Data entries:
##########

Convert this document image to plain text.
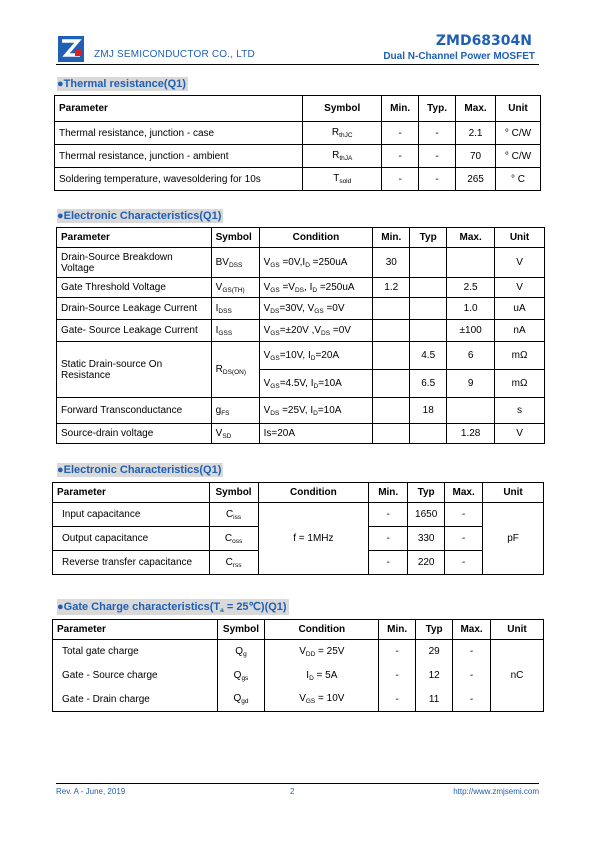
ZMJ SEMICONDUCTOR CO., LTD
ZMD68304N
Dual N-Channel Power MOSFET
●Thermal resistance(Q1)
Parameter	Symbol	Min.	Typ.	Max.	Unit
Thermal resistance, junction - case	$R_{thJC}$	-	-	2.1	° C/W
Thermal resistance, junction - ambient	$R_{thJA}$	-	-	70	° C/W
Soldering temperature, wavesoldering for 10s	$T_{sold}$	-	-	265	° C
●Electronic Characteristics(Q1)
Parameter	Symbol	Condition	Min.	Typ	Max.	Unit
Drain-Source Breakdown Voltage	$BV_{DSS}$	$V_{GS} =0V,I_D =250uA$	30			V
Gate Threshold Voltage	$V_{GS(TH)}$	$V_{GS} =V_{DS}$, $I_D =250uA$	1.2		2.5	V
Drain-Source Leakage Current	$I_{DSS}$	$V_{DS}=30V$, $V_{GS} =0V$			1.0	uA
Gate- Source Leakage Current	$I_{GSS}$	$V_{GS}=\pm 20V$ $,V_{DS} =0V$			±100	nA
Static Drain-source On Resistance	$R_{DS(ON)}$	$V_{GS}=10V$, $I_D=20A$		4.5	6	mΩ
		$V_{GS}=4.5V$, $I_D=10A$		6.5	9	mΩ
Forward Transconductance	$g_{FS}$	$V_{DS} =25V$, $I_D=10A$		18		s
Source-drain voltage	$V_{SD}$	Is=20A			1.28	V
●Electronic Characteristics(Q1)
Parameter	Symbol	Condition	Min.	Typ	Max.	Unit
Input capacitance	$C_{iss}$	f = 1MHz	-	1650	-	pF
Output capacitance	$C_{oss}$		-	330	-	
Reverse transfer capacitance	$C_{rss}$		-	220	-	
●Gate Charge $characteristics(T_a$ = 25℃)(Q1)
Parameter	Symbol	Condition	Min.	Typ	Max.	Unit
Total gate charge	$Q_g$	$V_{DD} = 25V$	-	29	-	nC
Gate - Source charge	$Q_{gs}$	$I_D = 5A$	-	12	-	
Gate - Drain charge	$Q_{gd}$	$V_{GS} = 10V$	-	11	-	
Rev. A - June, 2019	2	http://www.zmjsemi.com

##########

### WRITTEN TASK
Copy the data word for word. Pictures do not go in the copy.

### EXERCISE OUTPUT
Convert this document image to plain text.
ZMJ SEMICONDUCTOR CO., LTD
ZMD68304N
Dual N-Channel Power MOSFET
●Thermal resistance(Q1)
Parameter	Symbol	Min.	Typ.	Max.	Unit
Thermal resistance, junction - case	$R_{thJC}$	-	-	2.1	° C/W
Thermal resistance, junction - ambient	$R_{thJA}$	-	-	70	° C/W
Soldering temperature, wavesoldering for 10s	$T_{sold}$	-	-	265	° C
●Electronic Characteristics(Q1)
Parameter	Symbol	Condition	Min.	Typ	Max.	Unit
Drain-Source Breakdown Voltage	$BV_{DSS}$	$V_{GS} =0V,I_D =250uA$	30			V
Gate Threshold Voltage	$V_{GS(TH)}$	$V_{GS} =V_{DS}$, $I_D =250uA$	1.2		2.5	V
Drain-Source Leakage Current	$I_{DSS}$	$V_{DS}=30V$, $V_{GS} =0V$			1.0	uA
Gate- Source Leakage Current	$I_{GSS}$	$V_{GS}=\pm 20V$ $,V_{DS} =0V$			±100	nA
Static Drain-source On Resistance	$R_{DS(ON)}$	$V_{GS}=10V$, $I_D=20A$		4.5	6	mΩ
		$V_{GS}=4.5V$, $I_D=10A$		6.5	9	mΩ
Forward Transconductance	$g_{FS}$	$V_{DS} =25V$, $I_D=10A$		18		s
Source-drain voltage	$V_{SD}$	Is=20A			1.28	V
●Electronic Characteristics(Q1)
Parameter	Symbol	Condition	Min.	Typ	Max.	Unit
Input capacitance	$C_{iss}$	f = 1MHz	-	1650	-	pF
Output capacitance	$C_{oss}$		-	330	-	
Reverse transfer capacitance	$C_{rss}$		-	220	-	
●Gate Charge $characteristics(T_a$ = 25℃)(Q1)
Parameter	Symbol	Condition	Min.	Typ	Max.	Unit
Total gate charge	$Q_g$	$V_{DD} = 25V$	-	29	-	nC
Gate - Source charge	$Q_{gs}$	$I_D = 5A$	-	12	-	
Gate - Drain charge	$Q_{gd}$	$V_{GS} = 10V$	-	11	-	
Rev. A - June, 2019	2	http://www.zmjsemi.com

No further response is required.